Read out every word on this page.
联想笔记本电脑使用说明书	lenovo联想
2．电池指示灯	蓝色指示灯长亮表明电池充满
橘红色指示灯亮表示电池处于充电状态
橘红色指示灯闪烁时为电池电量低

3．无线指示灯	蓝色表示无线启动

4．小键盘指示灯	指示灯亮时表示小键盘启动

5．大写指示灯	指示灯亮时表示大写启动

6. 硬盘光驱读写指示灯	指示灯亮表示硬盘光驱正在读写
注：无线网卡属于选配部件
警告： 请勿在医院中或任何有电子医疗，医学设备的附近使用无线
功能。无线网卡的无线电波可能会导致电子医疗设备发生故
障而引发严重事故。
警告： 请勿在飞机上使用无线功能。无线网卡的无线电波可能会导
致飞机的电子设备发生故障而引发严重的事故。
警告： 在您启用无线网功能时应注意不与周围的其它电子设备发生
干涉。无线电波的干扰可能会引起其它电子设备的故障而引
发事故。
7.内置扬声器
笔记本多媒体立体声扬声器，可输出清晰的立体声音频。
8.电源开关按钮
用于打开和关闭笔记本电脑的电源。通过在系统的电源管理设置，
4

## [SHORT EXERCISE]
Output every record above exactly as it appears.

## [RESULT BELOW]
Read out every word on this page.
联想笔记本电脑使用说明书	lenovo联想
2．电池指示灯	蓝色指示灯长亮表明电池充满
橘红色指示灯亮表示电池处于充电状态
橘红色指示灯闪烁时为电池电量低

3．无线指示灯	蓝色表示无线启动

4．小键盘指示灯	指示灯亮时表示小键盘启动

5．大写指示灯	指示灯亮时表示大写启动

6. 硬盘光驱读写指示灯	指示灯亮表示硬盘光驱正在读写
注：无线网卡属于选配部件
警告： 请勿在医院中或任何有电子医疗，医学设备的附近使用无线
功能。无线网卡的无线电波可能会导致电子医疗设备发生故
障而引发严重事故。
警告： 请勿在飞机上使用无线功能。无线网卡的无线电波可能会导
致飞机的电子设备发生故障而引发严重的事故。
警告： 在您启用无线网功能时应注意不与周围的其它电子设备发生
干涉。无线电波的干扰可能会引起其它电子设备的故障而引
发事故。
7.内置扬声器
笔记本多媒体立体声扬声器，可输出清晰的立体声音频。
8.电源开关按钮
用于打开和关闭笔记本电脑的电源。通过在系统的电源管理设置，
4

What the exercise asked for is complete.